▶ **TASK BRIEF**: Check each line of the data for "JSON" and select those that have it.

▶ **STORED DATA**:
+ + + + +
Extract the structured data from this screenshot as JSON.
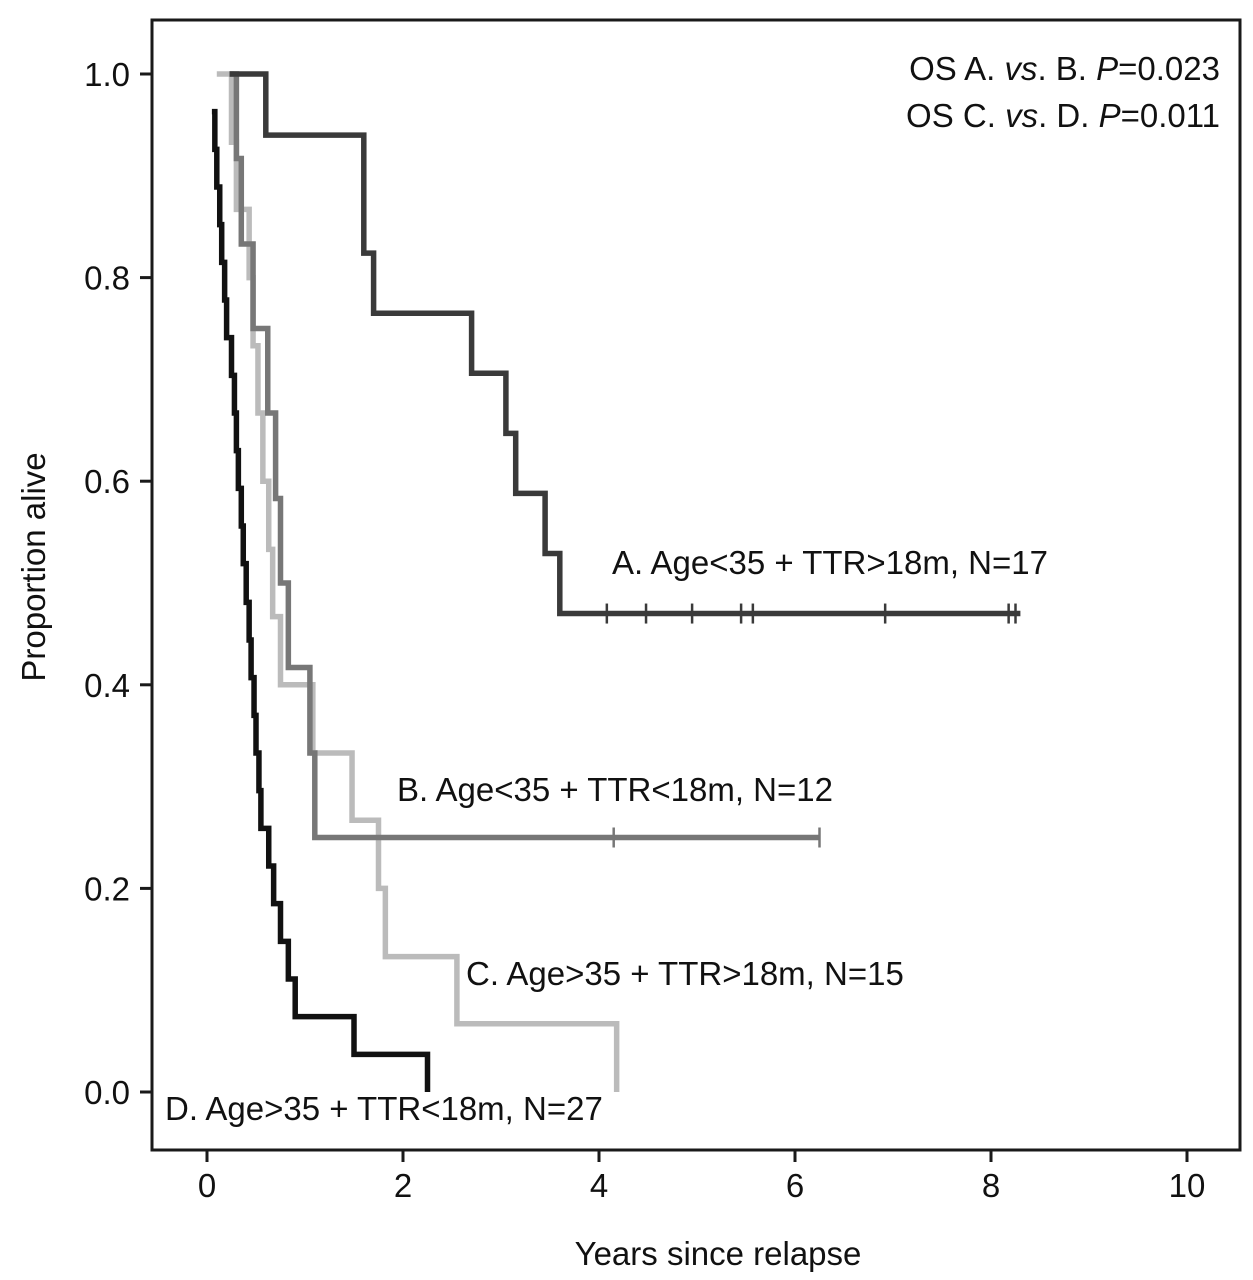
{
  "chart_data": {
    "type": "line",
    "subtype": "kaplan-meier",
    "title": "",
    "xlabel": "Years since relapse",
    "ylabel": "Proportion alive",
    "xlim": [
      -0.5,
      10.5
    ],
    "ylim": [
      -0.07,
      1.1
    ],
    "xticks": [
      0,
      2,
      4,
      6,
      8,
      10
    ],
    "yticks": [
      0.0,
      0.2,
      0.4,
      0.6,
      0.8,
      1.0
    ],
    "xtick_labels": [
      "0",
      "2",
      "4",
      "6",
      "8",
      "10"
    ],
    "ytick_labels": [
      "0.0",
      "0.2",
      "0.4",
      "0.6",
      "0.8",
      "1.0"
    ],
    "grid": false,
    "annotations": [
      {
        "text": "OS A. vs. B. P=0.023",
        "parts": [
          "OS A. ",
          "vs",
          ". B. ",
          "P",
          "=0.023"
        ]
      },
      {
        "text": "OS C. vs. D. P=0.011",
        "parts": [
          "OS C. ",
          "vs",
          ". D. ",
          "P",
          "=0.011"
        ]
      }
    ],
    "series": [
      {
        "name": "A",
        "label": "A. Age<35 + TTR>18m, N=17",
        "color": "#3a3a3a",
        "steps": [
          [
            0.23,
            1.0
          ],
          [
            0.6,
            0.94
          ],
          [
            1.6,
            0.824
          ],
          [
            1.7,
            0.765
          ],
          [
            2.7,
            0.706
          ],
          [
            3.05,
            0.647
          ],
          [
            3.15,
            0.588
          ],
          [
            3.45,
            0.529
          ],
          [
            3.6,
            0.47
          ]
        ],
        "end": 8.3,
        "censor": [
          4.08,
          4.48,
          4.95,
          5.45,
          5.57,
          6.92,
          8.18,
          8.25
        ]
      },
      {
        "name": "B",
        "label": "B. Age<35 + TTR<18m, N=12",
        "color": "#777777",
        "steps": [
          [
            0.23,
            1.0
          ],
          [
            0.3,
            0.917
          ],
          [
            0.35,
            0.833
          ],
          [
            0.47,
            0.75
          ],
          [
            0.62,
            0.667
          ],
          [
            0.7,
            0.583
          ],
          [
            0.75,
            0.5
          ],
          [
            0.83,
            0.417
          ],
          [
            1.05,
            0.333
          ],
          [
            1.1,
            0.25
          ]
        ],
        "end": 6.25,
        "censor": [
          4.15,
          6.25
        ]
      },
      {
        "name": "C",
        "label": "C. Age>35 + TTR>18m, N=15",
        "color": "#bbbbbb",
        "steps": [
          [
            0.1,
            1.0
          ],
          [
            0.25,
            0.933
          ],
          [
            0.3,
            0.867
          ],
          [
            0.43,
            0.8
          ],
          [
            0.47,
            0.733
          ],
          [
            0.52,
            0.667
          ],
          [
            0.57,
            0.6
          ],
          [
            0.63,
            0.533
          ],
          [
            0.67,
            0.467
          ],
          [
            0.75,
            0.4
          ],
          [
            1.08,
            0.333
          ],
          [
            1.48,
            0.267
          ],
          [
            1.75,
            0.2
          ],
          [
            1.82,
            0.133
          ],
          [
            2.55,
            0.067
          ],
          [
            4.18,
            0.0
          ]
        ],
        "end": 4.18,
        "censor": []
      },
      {
        "name": "D",
        "label": "D. Age>35 + TTR<18m, N=27",
        "color": "#111111",
        "steps": [
          [
            0.05,
            0.963
          ],
          [
            0.08,
            0.926
          ],
          [
            0.1,
            0.889
          ],
          [
            0.13,
            0.852
          ],
          [
            0.15,
            0.815
          ],
          [
            0.18,
            0.778
          ],
          [
            0.2,
            0.741
          ],
          [
            0.25,
            0.704
          ],
          [
            0.28,
            0.667
          ],
          [
            0.3,
            0.63
          ],
          [
            0.32,
            0.593
          ],
          [
            0.35,
            0.556
          ],
          [
            0.37,
            0.519
          ],
          [
            0.4,
            0.481
          ],
          [
            0.43,
            0.444
          ],
          [
            0.45,
            0.407
          ],
          [
            0.48,
            0.37
          ],
          [
            0.5,
            0.333
          ],
          [
            0.53,
            0.296
          ],
          [
            0.55,
            0.259
          ],
          [
            0.63,
            0.222
          ],
          [
            0.68,
            0.185
          ],
          [
            0.75,
            0.148
          ],
          [
            0.83,
            0.111
          ],
          [
            0.9,
            0.074
          ],
          [
            1.5,
            0.037
          ],
          [
            2.25,
            0.0
          ]
        ],
        "end": 2.25,
        "censor": []
      }
    ]
  }
}
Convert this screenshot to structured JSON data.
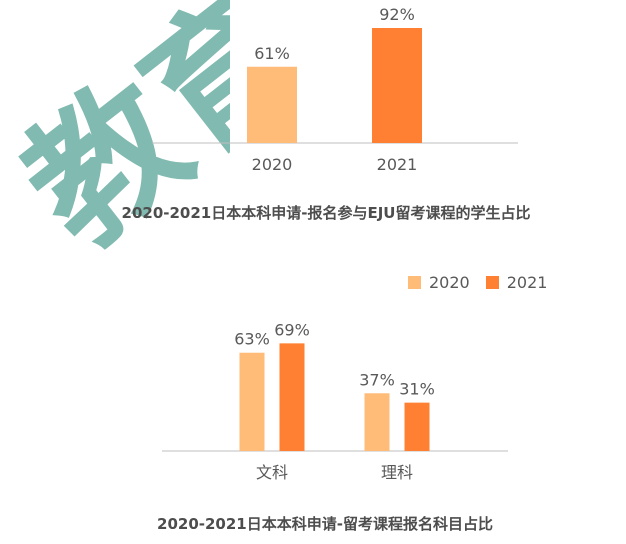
{
  "colors": {
    "series_2020": "#ffbb78",
    "series_2021": "#ff8033",
    "axis": "#bfbfbf",
    "label": "#595959",
    "watermark": "#6aaea2"
  },
  "watermark": {
    "text": "教育",
    "icon": "watermark-logo"
  },
  "chart_data": [
    {
      "type": "bar",
      "categories": [
        "2020",
        "2021"
      ],
      "values": [
        61,
        92
      ],
      "data_labels": [
        "61%",
        "92%"
      ],
      "title": "2020-2021日本本科申请-报名参与EJU留考课程的学生占比",
      "xlabel": "",
      "ylabel": "",
      "ylim": [
        0,
        100
      ],
      "grid": false,
      "legend": "none"
    },
    {
      "type": "bar",
      "categories": [
        "文科",
        "理科"
      ],
      "series": [
        {
          "name": "2020",
          "values": [
            63,
            37
          ],
          "data_labels": [
            "63%",
            "37%"
          ]
        },
        {
          "name": "2021",
          "values": [
            69,
            31
          ],
          "data_labels": [
            "69%",
            "31%"
          ]
        }
      ],
      "title": "2020-2021日本本科申请-留考课程报名科目占比",
      "xlabel": "",
      "ylabel": "",
      "ylim": [
        0,
        100
      ],
      "grid": false,
      "legend": "top-right"
    }
  ]
}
+ + + + +
▶ **TASK SOLUTION**:
Extract the structured data from this screenshot as JSON.
Convert this screenshot to structured JSON data.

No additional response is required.